- _EXTRACTED RECORDS_

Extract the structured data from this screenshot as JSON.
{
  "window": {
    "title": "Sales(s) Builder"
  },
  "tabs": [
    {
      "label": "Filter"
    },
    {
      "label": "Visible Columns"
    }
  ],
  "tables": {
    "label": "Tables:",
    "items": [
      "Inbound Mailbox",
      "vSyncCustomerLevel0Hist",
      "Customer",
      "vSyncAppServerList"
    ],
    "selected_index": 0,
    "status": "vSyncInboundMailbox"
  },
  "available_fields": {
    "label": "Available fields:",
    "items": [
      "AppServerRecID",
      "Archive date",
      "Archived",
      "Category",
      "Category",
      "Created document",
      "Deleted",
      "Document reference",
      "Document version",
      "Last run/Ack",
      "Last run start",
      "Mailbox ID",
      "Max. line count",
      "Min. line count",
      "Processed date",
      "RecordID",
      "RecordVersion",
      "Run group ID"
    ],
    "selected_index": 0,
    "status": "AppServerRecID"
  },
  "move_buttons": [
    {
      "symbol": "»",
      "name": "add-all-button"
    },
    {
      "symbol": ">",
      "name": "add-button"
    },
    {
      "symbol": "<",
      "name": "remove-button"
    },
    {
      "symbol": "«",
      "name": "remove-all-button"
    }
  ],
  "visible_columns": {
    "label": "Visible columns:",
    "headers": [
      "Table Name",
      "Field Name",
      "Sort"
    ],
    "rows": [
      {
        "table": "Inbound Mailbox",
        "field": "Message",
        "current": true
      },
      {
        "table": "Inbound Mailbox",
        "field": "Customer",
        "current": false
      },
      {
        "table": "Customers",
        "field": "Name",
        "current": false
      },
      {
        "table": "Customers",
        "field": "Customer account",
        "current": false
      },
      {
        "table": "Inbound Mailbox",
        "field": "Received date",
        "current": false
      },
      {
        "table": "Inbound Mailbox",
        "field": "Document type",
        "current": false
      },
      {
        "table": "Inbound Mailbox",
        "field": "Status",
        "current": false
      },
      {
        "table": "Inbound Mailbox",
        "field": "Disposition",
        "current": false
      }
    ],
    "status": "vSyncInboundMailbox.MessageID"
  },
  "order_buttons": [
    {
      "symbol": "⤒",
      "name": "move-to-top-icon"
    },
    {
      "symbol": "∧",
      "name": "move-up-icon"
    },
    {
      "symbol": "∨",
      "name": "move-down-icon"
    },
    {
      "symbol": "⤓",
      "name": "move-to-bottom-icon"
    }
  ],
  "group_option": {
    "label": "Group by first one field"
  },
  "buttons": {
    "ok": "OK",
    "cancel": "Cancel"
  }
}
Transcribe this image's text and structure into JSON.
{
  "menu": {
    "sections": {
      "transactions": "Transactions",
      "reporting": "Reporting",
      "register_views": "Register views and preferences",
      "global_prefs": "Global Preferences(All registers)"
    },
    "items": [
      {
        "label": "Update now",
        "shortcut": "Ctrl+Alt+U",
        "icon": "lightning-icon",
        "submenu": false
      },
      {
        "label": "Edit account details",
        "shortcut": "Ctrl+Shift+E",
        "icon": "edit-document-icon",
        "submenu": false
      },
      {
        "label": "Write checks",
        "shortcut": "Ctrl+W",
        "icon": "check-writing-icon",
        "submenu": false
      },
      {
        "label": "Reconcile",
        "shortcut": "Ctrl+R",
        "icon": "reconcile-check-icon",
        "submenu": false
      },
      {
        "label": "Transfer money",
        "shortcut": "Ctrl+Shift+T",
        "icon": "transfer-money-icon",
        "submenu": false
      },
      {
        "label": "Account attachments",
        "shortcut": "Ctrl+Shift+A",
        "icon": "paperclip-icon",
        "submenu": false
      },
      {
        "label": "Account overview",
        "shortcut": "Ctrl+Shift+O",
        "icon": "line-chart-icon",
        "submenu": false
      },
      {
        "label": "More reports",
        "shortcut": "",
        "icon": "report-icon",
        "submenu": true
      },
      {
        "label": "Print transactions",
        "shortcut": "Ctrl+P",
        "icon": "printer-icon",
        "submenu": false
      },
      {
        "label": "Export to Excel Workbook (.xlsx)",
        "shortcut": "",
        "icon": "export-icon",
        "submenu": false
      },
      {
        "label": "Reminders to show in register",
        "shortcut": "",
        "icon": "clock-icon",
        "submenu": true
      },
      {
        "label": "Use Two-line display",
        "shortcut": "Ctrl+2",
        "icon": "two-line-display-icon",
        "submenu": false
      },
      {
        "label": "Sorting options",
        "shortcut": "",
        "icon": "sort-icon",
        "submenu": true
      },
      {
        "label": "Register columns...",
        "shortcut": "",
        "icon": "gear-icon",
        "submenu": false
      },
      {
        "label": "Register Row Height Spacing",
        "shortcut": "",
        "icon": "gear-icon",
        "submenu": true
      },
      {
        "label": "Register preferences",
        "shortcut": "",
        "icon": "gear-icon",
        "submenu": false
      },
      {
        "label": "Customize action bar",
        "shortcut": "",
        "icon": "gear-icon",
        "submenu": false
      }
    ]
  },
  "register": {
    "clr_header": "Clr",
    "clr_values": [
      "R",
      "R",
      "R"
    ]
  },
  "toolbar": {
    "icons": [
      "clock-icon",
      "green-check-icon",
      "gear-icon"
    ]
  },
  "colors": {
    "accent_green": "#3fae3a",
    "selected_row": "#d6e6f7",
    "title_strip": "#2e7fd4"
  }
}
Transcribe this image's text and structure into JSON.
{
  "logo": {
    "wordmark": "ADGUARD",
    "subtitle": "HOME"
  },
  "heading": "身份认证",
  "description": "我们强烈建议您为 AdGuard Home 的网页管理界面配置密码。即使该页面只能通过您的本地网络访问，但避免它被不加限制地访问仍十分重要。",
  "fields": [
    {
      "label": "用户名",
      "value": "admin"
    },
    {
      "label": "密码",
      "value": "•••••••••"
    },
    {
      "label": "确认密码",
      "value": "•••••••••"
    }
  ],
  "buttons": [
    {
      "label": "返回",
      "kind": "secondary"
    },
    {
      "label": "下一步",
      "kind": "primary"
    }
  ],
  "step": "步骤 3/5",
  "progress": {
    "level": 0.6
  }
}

- _WRITTEN EXERCISE_
Extract the listing in its entirety, matching it exactly.

- _EXERCISE ANSWER_
Extract the structured data from this screenshot as JSON.
{
  "window": {
    "title": "Sales(s) Builder"
  },
  "tabs": [
    {
      "label": "Filter"
    },
    {
      "label": "Visible Columns"
    }
  ],
  "tables": {
    "label": "Tables:",
    "items": [
      "Inbound Mailbox",
      "vSyncCustomerLevel0Hist",
      "Customer",
      "vSyncAppServerList"
    ],
    "selected_index": 0,
    "status": "vSyncInboundMailbox"
  },
  "available_fields": {
    "label": "Available fields:",
    "items": [
      "AppServerRecID",
      "Archive date",
      "Archived",
      "Category",
      "Category",
      "Created document",
      "Deleted",
      "Document reference",
      "Document version",
      "Last run/Ack",
      "Last run start",
      "Mailbox ID",
      "Max. line count",
      "Min. line count",
      "Processed date",
      "RecordID",
      "RecordVersion",
      "Run group ID"
    ],
    "selected_index": 0,
    "status": "AppServerRecID"
  },
  "move_buttons": [
    {
      "symbol": "»",
      "name": "add-all-button"
    },
    {
      "symbol": ">",
      "name": "add-button"
    },
    {
      "symbol": "<",
      "name": "remove-button"
    },
    {
      "symbol": "«",
      "name": "remove-all-button"
    }
  ],
  "visible_columns": {
    "label": "Visible columns:",
    "headers": [
      "Table Name",
      "Field Name",
      "Sort"
    ],
    "rows": [
      {
        "table": "Inbound Mailbox",
        "field": "Message",
        "current": true
      },
      {
        "table": "Inbound Mailbox",
        "field": "Customer",
        "current": false
      },
      {
        "table": "Customers",
        "field": "Name",
        "current": false
      },
      {
        "table": "Customers",
        "field": "Customer account",
        "current": false
      },
      {
        "table": "Inbound Mailbox",
        "field": "Received date",
        "current": false
      },
      {
        "table": "Inbound Mailbox",
        "field": "Document type",
        "current": false
      },
      {
        "table": "Inbound Mailbox",
        "field": "Status",
        "current": false
      },
      {
        "table": "Inbound Mailbox",
        "field": "Disposition",
        "current": false
      }
    ],
    "status": "vSyncInboundMailbox.MessageID"
  },
  "order_buttons": [
    {
      "symbol": "⤒",
      "name": "move-to-top-icon"
    },
    {
      "symbol": "∧",
      "name": "move-up-icon"
    },
    {
      "symbol": "∨",
      "name": "move-down-icon"
    },
    {
      "symbol": "⤓",
      "name": "move-to-bottom-icon"
    }
  ],
  "group_option": {
    "label": "Group by first one field"
  },
  "buttons": {
    "ok": "OK",
    "cancel": "Cancel"
  }
}
Transcribe this image's text and structure into JSON.
{
  "menu": {
    "sections": {
      "transactions": "Transactions",
      "reporting": "Reporting",
      "register_views": "Register views and preferences",
      "global_prefs": "Global Preferences(All registers)"
    },
    "items": [
      {
        "label": "Update now",
        "shortcut": "Ctrl+Alt+U",
        "icon": "lightning-icon",
        "submenu": false
      },
      {
        "label": "Edit account details",
        "shortcut": "Ctrl+Shift+E",
        "icon": "edit-document-icon",
        "submenu": false
      },
      {
        "label": "Write checks",
        "shortcut": "Ctrl+W",
        "icon": "check-writing-icon",
        "submenu": false
      },
      {
        "label": "Reconcile",
        "shortcut": "Ctrl+R",
        "icon": "reconcile-check-icon",
        "submenu": false
      },
      {
        "label": "Transfer money",
        "shortcut": "Ctrl+Shift+T",
        "icon": "transfer-money-icon",
        "submenu": false
      },
      {
        "label": "Account attachments",
        "shortcut": "Ctrl+Shift+A",
        "icon": "paperclip-icon",
        "submenu": false
      },
      {
        "label": "Account overview",
        "shortcut": "Ctrl+Shift+O",
        "icon": "line-chart-icon",
        "submenu": false
      },
      {
        "label": "More reports",
        "shortcut": "",
        "icon": "report-icon",
        "submenu": true
      },
      {
        "label": "Print transactions",
        "shortcut": "Ctrl+P",
        "icon": "printer-icon",
        "submenu": false
      },
      {
        "label": "Export to Excel Workbook (.xlsx)",
        "shortcut": "",
        "icon": "export-icon",
        "submenu": false
      },
      {
        "label": "Reminders to show in register",
        "shortcut": "",
        "icon": "clock-icon",
        "submenu": true
      },
      {
        "label": "Use Two-line display",
        "shortcut": "Ctrl+2",
        "icon": "two-line-display-icon",
        "submenu": false
      },
      {
        "label": "Sorting options",
        "shortcut": "",
        "icon": "sort-icon",
        "submenu": true
      },
      {
        "label": "Register columns...",
        "shortcut": "",
        "icon": "gear-icon",
        "submenu": false
      },
      {
        "label": "Register Row Height Spacing",
        "shortcut": "",
        "icon": "gear-icon",
        "submenu": true
      },
      {
        "label": "Register preferences",
        "shortcut": "",
        "icon": "gear-icon",
        "submenu": false
      },
      {
        "label": "Customize action bar",
        "shortcut": "",
        "icon": "gear-icon",
        "submenu": false
      }
    ]
  },
  "register": {
    "clr_header": "Clr",
    "clr_values": [
      "R",
      "R",
      "R"
    ]
  },
  "toolbar": {
    "icons": [
      "clock-icon",
      "green-check-icon",
      "gear-icon"
    ]
  },
  "colors": {
    "accent_green": "#3fae3a",
    "selected_row": "#d6e6f7",
    "title_strip": "#2e7fd4"
  }
}
Transcribe this image's text and structure into JSON.
{
  "logo": {
    "wordmark": "ADGUARD",
    "subtitle": "HOME"
  },
  "heading": "身份认证",
  "description": "我们强烈建议您为 AdGuard Home 的网页管理界面配置密码。即使该页面只能通过您的本地网络访问，但避免它被不加限制地访问仍十分重要。",
  "fields": [
    {
      "label": "用户名",
      "value": "admin"
    },
    {
      "label": "密码",
      "value": "•••••••••"
    },
    {
      "label": "确认密码",
      "value": "•••••••••"
    }
  ],
  "buttons": [
    {
      "label": "返回",
      "kind": "secondary"
    },
    {
      "label": "下一步",
      "kind": "primary"
    }
  ],
  "step": "步骤 3/5",
  "progress": {
    "level": 0.6
  }
}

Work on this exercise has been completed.